What you will do:
Print every entry exactly as written.
===== Record list
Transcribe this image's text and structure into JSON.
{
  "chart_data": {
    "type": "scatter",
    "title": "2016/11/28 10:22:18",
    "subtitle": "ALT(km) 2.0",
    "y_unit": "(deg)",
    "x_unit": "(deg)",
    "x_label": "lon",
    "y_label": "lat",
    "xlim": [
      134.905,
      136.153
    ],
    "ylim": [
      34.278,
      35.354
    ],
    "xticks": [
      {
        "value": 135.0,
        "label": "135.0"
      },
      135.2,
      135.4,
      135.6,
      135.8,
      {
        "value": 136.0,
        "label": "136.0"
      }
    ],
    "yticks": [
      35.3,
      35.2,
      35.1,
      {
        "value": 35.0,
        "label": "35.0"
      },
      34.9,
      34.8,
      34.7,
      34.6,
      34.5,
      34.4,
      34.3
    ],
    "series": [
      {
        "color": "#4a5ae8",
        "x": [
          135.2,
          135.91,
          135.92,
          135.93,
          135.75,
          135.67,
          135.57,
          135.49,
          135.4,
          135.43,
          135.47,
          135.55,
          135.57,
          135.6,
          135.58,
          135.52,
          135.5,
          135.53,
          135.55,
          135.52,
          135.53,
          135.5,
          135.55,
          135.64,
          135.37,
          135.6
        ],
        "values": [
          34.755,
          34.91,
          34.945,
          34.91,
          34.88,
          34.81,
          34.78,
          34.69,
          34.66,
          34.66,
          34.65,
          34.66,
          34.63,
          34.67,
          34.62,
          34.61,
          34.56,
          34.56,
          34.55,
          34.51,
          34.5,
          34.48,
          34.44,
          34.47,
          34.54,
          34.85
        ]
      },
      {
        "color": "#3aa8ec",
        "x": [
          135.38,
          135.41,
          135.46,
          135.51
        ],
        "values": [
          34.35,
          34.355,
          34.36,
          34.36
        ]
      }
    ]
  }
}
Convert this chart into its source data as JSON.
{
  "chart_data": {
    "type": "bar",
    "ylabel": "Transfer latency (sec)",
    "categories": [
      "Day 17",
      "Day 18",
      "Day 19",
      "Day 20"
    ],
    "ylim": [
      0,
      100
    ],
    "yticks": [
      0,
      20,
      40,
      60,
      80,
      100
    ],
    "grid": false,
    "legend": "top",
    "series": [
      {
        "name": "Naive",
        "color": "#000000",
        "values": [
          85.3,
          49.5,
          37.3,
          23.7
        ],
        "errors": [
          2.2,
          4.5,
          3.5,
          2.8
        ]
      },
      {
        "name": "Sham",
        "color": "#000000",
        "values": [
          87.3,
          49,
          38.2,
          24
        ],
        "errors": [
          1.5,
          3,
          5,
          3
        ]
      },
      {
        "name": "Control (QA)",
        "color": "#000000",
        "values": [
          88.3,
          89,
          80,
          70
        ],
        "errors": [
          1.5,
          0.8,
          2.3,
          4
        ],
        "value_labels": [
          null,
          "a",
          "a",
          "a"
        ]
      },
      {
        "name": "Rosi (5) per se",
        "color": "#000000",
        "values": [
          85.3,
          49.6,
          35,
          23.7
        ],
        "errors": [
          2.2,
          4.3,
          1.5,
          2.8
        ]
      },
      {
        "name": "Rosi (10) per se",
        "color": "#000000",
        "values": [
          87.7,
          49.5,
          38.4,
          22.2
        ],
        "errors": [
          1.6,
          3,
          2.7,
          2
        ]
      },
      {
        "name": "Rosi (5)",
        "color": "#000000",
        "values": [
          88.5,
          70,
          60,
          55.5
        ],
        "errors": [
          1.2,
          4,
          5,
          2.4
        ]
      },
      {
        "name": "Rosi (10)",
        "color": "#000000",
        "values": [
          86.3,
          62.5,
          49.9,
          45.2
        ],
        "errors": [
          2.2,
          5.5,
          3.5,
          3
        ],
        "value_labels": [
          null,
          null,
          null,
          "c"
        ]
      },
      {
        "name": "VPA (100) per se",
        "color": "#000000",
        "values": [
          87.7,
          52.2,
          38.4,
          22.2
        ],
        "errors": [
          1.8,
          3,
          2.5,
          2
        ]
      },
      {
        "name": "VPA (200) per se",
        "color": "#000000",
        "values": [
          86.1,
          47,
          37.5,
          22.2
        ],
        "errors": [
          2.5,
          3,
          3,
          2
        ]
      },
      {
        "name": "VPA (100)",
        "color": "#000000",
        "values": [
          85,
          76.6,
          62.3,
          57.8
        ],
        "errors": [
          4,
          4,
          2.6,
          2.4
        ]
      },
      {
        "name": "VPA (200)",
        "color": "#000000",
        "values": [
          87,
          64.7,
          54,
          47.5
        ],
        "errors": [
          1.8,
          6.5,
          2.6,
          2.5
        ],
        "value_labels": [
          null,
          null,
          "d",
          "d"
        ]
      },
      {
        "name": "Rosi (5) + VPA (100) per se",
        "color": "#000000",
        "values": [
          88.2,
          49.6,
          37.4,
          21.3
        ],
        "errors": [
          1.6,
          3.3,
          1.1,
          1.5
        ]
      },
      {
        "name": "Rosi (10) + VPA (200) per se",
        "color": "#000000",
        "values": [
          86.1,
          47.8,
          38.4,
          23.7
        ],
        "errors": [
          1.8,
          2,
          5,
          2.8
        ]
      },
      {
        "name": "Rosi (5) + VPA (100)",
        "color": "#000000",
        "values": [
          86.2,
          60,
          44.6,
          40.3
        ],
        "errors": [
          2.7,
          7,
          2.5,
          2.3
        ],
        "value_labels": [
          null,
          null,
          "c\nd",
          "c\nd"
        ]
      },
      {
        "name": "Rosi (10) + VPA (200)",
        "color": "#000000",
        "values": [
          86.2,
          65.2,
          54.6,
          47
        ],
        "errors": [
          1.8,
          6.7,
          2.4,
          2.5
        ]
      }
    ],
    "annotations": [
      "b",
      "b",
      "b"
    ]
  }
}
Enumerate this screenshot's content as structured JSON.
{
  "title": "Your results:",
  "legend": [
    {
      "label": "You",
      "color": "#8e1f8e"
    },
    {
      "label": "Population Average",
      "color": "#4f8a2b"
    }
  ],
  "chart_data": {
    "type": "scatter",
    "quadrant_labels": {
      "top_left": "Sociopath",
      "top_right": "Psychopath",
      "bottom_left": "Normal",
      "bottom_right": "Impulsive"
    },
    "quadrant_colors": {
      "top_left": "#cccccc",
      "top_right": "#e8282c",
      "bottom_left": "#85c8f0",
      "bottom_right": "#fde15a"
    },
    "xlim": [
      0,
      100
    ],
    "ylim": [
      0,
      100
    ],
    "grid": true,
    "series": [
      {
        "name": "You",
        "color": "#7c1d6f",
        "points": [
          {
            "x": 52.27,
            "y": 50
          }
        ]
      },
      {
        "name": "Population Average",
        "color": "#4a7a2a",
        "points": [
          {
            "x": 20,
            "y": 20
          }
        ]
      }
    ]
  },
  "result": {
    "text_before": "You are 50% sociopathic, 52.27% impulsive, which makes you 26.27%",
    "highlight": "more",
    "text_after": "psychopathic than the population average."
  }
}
==========
Answer:
Transcribe this image's text and structure into JSON.
{
  "chart_data": {
    "type": "scatter",
    "title": "2016/11/28 10:22:18",
    "subtitle": "ALT(km) 2.0",
    "y_unit": "(deg)",
    "x_unit": "(deg)",
    "x_label": "lon",
    "y_label": "lat",
    "xlim": [
      134.905,
      136.153
    ],
    "ylim": [
      34.278,
      35.354
    ],
    "xticks": [
      {
        "value": 135.0,
        "label": "135.0"
      },
      135.2,
      135.4,
      135.6,
      135.8,
      {
        "value": 136.0,
        "label": "136.0"
      }
    ],
    "yticks": [
      35.3,
      35.2,
      35.1,
      {
        "value": 35.0,
        "label": "35.0"
      },
      34.9,
      34.8,
      34.7,
      34.6,
      34.5,
      34.4,
      34.3
    ],
    "series": [
      {
        "color": "#4a5ae8",
        "x": [
          135.2,
          135.91,
          135.92,
          135.93,
          135.75,
          135.67,
          135.57,
          135.49,
          135.4,
          135.43,
          135.47,
          135.55,
          135.57,
          135.6,
          135.58,
          135.52,
          135.5,
          135.53,
          135.55,
          135.52,
          135.53,
          135.5,
          135.55,
          135.64,
          135.37,
          135.6
        ],
        "values": [
          34.755,
          34.91,
          34.945,
          34.91,
          34.88,
          34.81,
          34.78,
          34.69,
          34.66,
          34.66,
          34.65,
          34.66,
          34.63,
          34.67,
          34.62,
          34.61,
          34.56,
          34.56,
          34.55,
          34.51,
          34.5,
          34.48,
          34.44,
          34.47,
          34.54,
          34.85
        ]
      },
      {
        "color": "#3aa8ec",
        "x": [
          135.38,
          135.41,
          135.46,
          135.51
        ],
        "values": [
          34.35,
          34.355,
          34.36,
          34.36
        ]
      }
    ]
  }
}
Convert this chart into its source data as JSON.
{
  "chart_data": {
    "type": "bar",
    "ylabel": "Transfer latency (sec)",
    "categories": [
      "Day 17",
      "Day 18",
      "Day 19",
      "Day 20"
    ],
    "ylim": [
      0,
      100
    ],
    "yticks": [
      0,
      20,
      40,
      60,
      80,
      100
    ],
    "grid": false,
    "legend": "top",
    "series": [
      {
        "name": "Naive",
        "color": "#000000",
        "values": [
          85.3,
          49.5,
          37.3,
          23.7
        ],
        "errors": [
          2.2,
          4.5,
          3.5,
          2.8
        ]
      },
      {
        "name": "Sham",
        "color": "#000000",
        "values": [
          87.3,
          49,
          38.2,
          24
        ],
        "errors": [
          1.5,
          3,
          5,
          3
        ]
      },
      {
        "name": "Control (QA)",
        "color": "#000000",
        "values": [
          88.3,
          89,
          80,
          70
        ],
        "errors": [
          1.5,
          0.8,
          2.3,
          4
        ],
        "value_labels": [
          null,
          "a",
          "a",
          "a"
        ]
      },
      {
        "name": "Rosi (5) per se",
        "color": "#000000",
        "values": [
          85.3,
          49.6,
          35,
          23.7
        ],
        "errors": [
          2.2,
          4.3,
          1.5,
          2.8
        ]
      },
      {
        "name": "Rosi (10) per se",
        "color": "#000000",
        "values": [
          87.7,
          49.5,
          38.4,
          22.2
        ],
        "errors": [
          1.6,
          3,
          2.7,
          2
        ]
      },
      {
        "name": "Rosi (5)",
        "color": "#000000",
        "values": [
          88.5,
          70,
          60,
          55.5
        ],
        "errors": [
          1.2,
          4,
          5,
          2.4
        ]
      },
      {
        "name": "Rosi (10)",
        "color": "#000000",
        "values": [
          86.3,
          62.5,
          49.9,
          45.2
        ],
        "errors": [
          2.2,
          5.5,
          3.5,
          3
        ],
        "value_labels": [
          null,
          null,
          null,
          "c"
        ]
      },
      {
        "name": "VPA (100) per se",
        "color": "#000000",
        "values": [
          87.7,
          52.2,
          38.4,
          22.2
        ],
        "errors": [
          1.8,
          3,
          2.5,
          2
        ]
      },
      {
        "name": "VPA (200) per se",
        "color": "#000000",
        "values": [
          86.1,
          47,
          37.5,
          22.2
        ],
        "errors": [
          2.5,
          3,
          3,
          2
        ]
      },
      {
        "name": "VPA (100)",
        "color": "#000000",
        "values": [
          85,
          76.6,
          62.3,
          57.8
        ],
        "errors": [
          4,
          4,
          2.6,
          2.4
        ]
      },
      {
        "name": "VPA (200)",
        "color": "#000000",
        "values": [
          87,
          64.7,
          54,
          47.5
        ],
        "errors": [
          1.8,
          6.5,
          2.6,
          2.5
        ],
        "value_labels": [
          null,
          null,
          "d",
          "d"
        ]
      },
      {
        "name": "Rosi (5) + VPA (100) per se",
        "color": "#000000",
        "values": [
          88.2,
          49.6,
          37.4,
          21.3
        ],
        "errors": [
          1.6,
          3.3,
          1.1,
          1.5
        ]
      },
      {
        "name": "Rosi (10) + VPA (200) per se",
        "color": "#000000",
        "values": [
          86.1,
          47.8,
          38.4,
          23.7
        ],
        "errors": [
          1.8,
          2,
          5,
          2.8
        ]
      },
      {
        "name": "Rosi (5) + VPA (100)",
        "color": "#000000",
        "values": [
          86.2,
          60,
          44.6,
          40.3
        ],
        "errors": [
          2.7,
          7,
          2.5,
          2.3
        ],
        "value_labels": [
          null,
          null,
          "c\nd",
          "c\nd"
        ]
      },
      {
        "name": "Rosi (10) + VPA (200)",
        "color": "#000000",
        "values": [
          86.2,
          65.2,
          54.6,
          47
        ],
        "errors": [
          1.8,
          6.7,
          2.4,
          2.5
        ]
      }
    ],
    "annotations": [
      "b",
      "b",
      "b"
    ]
  }
}
Enumerate this screenshot's content as structured JSON.
{
  "title": "Your results:",
  "legend": [
    {
      "label": "You",
      "color": "#8e1f8e"
    },
    {
      "label": "Population Average",
      "color": "#4f8a2b"
    }
  ],
  "chart_data": {
    "type": "scatter",
    "quadrant_labels": {
      "top_left": "Sociopath",
      "top_right": "Psychopath",
      "bottom_left": "Normal",
      "bottom_right": "Impulsive"
    },
    "quadrant_colors": {
      "top_left": "#cccccc",
      "top_right": "#e8282c",
      "bottom_left": "#85c8f0",
      "bottom_right": "#fde15a"
    },
    "xlim": [
      0,
      100
    ],
    "ylim": [
      0,
      100
    ],
    "grid": true,
    "series": [
      {
        "name": "You",
        "color": "#7c1d6f",
        "points": [
          {
            "x": 52.27,
            "y": 50
          }
        ]
      },
      {
        "name": "Population Average",
        "color": "#4a7a2a",
        "points": [
          {
            "x": 20,
            "y": 20
          }
        ]
      }
    ]
  },
  "result": {
    "text_before": "You are 50% sociopathic, 52.27% impulsive, which makes you 26.27%",
    "highlight": "more",
    "text_after": "psychopathic than the population average."
  }
}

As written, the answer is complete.